Data excerpts
···

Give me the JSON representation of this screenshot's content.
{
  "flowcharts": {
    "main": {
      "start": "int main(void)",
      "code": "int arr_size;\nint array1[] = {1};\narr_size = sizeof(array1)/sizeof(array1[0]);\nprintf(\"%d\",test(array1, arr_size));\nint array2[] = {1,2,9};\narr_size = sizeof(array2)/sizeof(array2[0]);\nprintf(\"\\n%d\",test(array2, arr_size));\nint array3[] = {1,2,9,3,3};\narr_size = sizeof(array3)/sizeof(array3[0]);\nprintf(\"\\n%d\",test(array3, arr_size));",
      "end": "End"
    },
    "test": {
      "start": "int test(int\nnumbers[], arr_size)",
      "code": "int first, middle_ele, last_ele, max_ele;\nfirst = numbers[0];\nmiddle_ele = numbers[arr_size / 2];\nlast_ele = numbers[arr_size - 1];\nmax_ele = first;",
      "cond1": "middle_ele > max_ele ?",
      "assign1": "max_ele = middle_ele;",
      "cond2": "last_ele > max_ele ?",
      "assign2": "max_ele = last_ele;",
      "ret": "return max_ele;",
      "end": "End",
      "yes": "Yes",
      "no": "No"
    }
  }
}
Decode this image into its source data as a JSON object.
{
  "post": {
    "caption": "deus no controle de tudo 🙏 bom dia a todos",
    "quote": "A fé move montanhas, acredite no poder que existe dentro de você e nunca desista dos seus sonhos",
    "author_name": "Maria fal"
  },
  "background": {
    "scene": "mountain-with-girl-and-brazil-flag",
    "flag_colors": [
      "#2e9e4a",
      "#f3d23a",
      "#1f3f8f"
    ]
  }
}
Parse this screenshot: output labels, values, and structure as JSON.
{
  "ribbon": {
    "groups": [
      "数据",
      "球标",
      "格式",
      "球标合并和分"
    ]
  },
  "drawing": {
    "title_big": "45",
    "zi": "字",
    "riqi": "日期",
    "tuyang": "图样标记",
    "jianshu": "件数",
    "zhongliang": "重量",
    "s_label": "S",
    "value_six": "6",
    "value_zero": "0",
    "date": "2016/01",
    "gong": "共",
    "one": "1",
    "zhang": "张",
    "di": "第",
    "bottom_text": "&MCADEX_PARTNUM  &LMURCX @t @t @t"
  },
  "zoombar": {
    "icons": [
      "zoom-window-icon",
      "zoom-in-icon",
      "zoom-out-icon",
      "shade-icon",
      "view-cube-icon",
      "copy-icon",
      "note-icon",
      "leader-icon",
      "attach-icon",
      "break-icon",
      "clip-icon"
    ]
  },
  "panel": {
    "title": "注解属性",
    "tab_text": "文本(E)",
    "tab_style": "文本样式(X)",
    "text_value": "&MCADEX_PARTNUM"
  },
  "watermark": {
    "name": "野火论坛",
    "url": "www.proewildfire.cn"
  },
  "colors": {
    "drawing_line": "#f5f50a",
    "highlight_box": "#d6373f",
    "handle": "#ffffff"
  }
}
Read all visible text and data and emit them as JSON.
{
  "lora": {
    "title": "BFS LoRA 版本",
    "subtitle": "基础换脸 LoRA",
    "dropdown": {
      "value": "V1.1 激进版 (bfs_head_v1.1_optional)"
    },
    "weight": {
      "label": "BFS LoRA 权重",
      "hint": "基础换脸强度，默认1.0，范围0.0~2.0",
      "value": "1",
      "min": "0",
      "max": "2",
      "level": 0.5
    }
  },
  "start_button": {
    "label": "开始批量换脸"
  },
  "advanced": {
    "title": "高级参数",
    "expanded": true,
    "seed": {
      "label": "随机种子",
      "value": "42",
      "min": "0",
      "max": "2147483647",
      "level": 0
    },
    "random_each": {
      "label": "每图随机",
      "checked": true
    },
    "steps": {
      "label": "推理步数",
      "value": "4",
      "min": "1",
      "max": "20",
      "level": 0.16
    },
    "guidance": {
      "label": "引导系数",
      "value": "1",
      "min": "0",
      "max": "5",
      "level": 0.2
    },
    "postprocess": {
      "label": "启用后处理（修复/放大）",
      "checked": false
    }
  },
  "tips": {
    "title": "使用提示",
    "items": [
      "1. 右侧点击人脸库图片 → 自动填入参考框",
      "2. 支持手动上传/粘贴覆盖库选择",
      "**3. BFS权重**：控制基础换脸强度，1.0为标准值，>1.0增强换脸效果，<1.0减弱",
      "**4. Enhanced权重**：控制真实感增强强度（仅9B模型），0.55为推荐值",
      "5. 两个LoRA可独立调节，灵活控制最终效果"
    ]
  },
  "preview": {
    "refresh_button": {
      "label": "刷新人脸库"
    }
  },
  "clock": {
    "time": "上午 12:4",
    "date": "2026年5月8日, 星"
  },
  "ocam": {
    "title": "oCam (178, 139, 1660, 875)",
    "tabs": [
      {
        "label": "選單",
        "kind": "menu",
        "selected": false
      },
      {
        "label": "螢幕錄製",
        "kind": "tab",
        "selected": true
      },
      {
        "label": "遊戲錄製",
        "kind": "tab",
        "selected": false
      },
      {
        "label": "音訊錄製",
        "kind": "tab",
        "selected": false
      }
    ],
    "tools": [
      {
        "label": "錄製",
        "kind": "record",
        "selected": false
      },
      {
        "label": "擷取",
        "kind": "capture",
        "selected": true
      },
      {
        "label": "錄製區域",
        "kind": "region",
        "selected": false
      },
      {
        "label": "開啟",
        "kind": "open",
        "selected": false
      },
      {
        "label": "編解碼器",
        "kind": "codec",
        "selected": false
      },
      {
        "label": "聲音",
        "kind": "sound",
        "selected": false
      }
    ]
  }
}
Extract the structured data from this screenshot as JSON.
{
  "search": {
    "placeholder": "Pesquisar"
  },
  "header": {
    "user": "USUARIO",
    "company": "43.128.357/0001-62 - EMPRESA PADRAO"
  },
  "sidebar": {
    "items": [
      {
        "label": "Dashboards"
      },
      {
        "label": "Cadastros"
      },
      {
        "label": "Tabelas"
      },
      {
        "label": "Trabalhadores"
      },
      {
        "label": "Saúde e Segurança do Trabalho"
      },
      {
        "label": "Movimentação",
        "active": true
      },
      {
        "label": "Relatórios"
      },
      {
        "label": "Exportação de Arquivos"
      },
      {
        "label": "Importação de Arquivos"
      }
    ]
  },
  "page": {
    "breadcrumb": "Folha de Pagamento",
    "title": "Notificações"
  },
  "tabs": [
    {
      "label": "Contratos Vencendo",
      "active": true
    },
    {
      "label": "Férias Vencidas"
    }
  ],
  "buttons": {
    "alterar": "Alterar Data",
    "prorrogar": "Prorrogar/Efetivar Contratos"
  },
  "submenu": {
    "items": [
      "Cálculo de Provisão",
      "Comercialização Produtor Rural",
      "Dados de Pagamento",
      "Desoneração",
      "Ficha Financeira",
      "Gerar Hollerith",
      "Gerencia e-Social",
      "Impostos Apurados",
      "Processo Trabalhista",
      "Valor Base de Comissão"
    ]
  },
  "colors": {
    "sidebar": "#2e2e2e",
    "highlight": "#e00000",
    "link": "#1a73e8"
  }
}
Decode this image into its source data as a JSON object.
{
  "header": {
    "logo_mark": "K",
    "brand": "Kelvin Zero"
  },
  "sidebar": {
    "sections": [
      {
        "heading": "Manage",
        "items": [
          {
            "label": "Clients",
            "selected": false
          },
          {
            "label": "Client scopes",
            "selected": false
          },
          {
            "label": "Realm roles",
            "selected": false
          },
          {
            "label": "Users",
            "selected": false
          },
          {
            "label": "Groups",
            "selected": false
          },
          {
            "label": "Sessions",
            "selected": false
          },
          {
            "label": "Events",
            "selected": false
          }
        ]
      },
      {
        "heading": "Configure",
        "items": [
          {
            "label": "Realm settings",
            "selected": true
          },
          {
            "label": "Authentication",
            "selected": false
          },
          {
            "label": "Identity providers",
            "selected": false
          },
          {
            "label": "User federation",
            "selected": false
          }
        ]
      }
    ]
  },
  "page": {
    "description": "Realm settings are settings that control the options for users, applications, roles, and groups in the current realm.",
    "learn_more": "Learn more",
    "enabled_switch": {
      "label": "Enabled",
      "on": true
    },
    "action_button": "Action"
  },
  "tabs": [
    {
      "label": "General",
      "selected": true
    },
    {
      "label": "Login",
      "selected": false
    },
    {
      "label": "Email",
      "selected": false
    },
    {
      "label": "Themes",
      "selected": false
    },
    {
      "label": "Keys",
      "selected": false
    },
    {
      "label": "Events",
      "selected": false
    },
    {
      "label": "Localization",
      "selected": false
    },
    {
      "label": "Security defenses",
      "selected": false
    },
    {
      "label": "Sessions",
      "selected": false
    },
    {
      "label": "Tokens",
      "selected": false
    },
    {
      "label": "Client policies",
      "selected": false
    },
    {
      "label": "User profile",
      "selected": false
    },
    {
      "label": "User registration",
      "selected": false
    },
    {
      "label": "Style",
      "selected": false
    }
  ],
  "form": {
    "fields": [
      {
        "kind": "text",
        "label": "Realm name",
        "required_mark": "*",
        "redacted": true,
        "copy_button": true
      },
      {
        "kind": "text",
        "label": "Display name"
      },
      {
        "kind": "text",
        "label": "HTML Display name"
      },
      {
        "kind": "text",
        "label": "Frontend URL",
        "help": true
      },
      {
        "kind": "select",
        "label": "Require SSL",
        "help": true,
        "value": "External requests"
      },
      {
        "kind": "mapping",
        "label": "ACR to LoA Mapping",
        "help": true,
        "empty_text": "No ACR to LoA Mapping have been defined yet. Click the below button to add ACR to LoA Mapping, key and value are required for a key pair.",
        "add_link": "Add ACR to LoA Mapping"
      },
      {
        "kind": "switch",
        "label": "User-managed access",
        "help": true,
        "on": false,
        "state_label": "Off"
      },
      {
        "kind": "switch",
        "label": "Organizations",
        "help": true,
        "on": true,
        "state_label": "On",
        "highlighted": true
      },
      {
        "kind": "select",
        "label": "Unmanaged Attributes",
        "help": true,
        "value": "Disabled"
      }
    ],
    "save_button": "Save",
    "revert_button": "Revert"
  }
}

···

Task details
Track down all lines above with the string "Pagamento" and copy them.

Full response
    "breadcrumb": "Folha de Pagamento",
      "Dados de Pagamento",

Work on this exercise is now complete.